Pull every "frac" line out of the data below.

--- Begin Task material ---

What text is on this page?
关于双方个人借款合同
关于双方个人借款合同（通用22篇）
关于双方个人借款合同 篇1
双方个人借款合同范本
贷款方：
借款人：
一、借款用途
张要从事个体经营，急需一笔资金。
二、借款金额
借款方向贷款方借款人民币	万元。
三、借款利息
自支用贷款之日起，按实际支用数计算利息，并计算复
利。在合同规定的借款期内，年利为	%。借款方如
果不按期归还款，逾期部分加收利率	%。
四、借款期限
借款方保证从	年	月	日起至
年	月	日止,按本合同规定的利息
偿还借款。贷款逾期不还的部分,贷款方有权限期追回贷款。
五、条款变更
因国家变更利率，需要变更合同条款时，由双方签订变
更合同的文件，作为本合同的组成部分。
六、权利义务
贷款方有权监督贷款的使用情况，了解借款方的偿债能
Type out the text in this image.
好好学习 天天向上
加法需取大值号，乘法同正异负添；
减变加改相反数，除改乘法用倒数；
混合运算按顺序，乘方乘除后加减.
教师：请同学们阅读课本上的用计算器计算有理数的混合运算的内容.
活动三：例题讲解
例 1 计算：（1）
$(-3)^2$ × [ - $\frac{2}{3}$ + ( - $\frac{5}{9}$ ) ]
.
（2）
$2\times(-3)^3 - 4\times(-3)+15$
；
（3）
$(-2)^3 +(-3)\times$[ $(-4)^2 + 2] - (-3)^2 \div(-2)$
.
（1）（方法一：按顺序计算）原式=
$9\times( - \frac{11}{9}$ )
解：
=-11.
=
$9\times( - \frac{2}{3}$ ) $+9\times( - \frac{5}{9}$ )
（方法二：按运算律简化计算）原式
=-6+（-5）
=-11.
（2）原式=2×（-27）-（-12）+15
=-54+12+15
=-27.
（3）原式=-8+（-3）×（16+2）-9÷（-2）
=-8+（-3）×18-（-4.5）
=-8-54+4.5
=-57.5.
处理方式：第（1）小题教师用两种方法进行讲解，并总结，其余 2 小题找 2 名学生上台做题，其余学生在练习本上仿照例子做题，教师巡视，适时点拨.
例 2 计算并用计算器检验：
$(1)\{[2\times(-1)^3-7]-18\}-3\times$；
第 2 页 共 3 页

--- End Task material ---

> **Correct response**
$(-3)^2$ × [ - $\frac{2}{3}$ + ( - $\frac{5}{9}$ ) ]
$9\times( - \frac{11}{9}$ )
$9\times( - \frac{2}{3}$ ) $+9\times( - \frac{5}{9}$ )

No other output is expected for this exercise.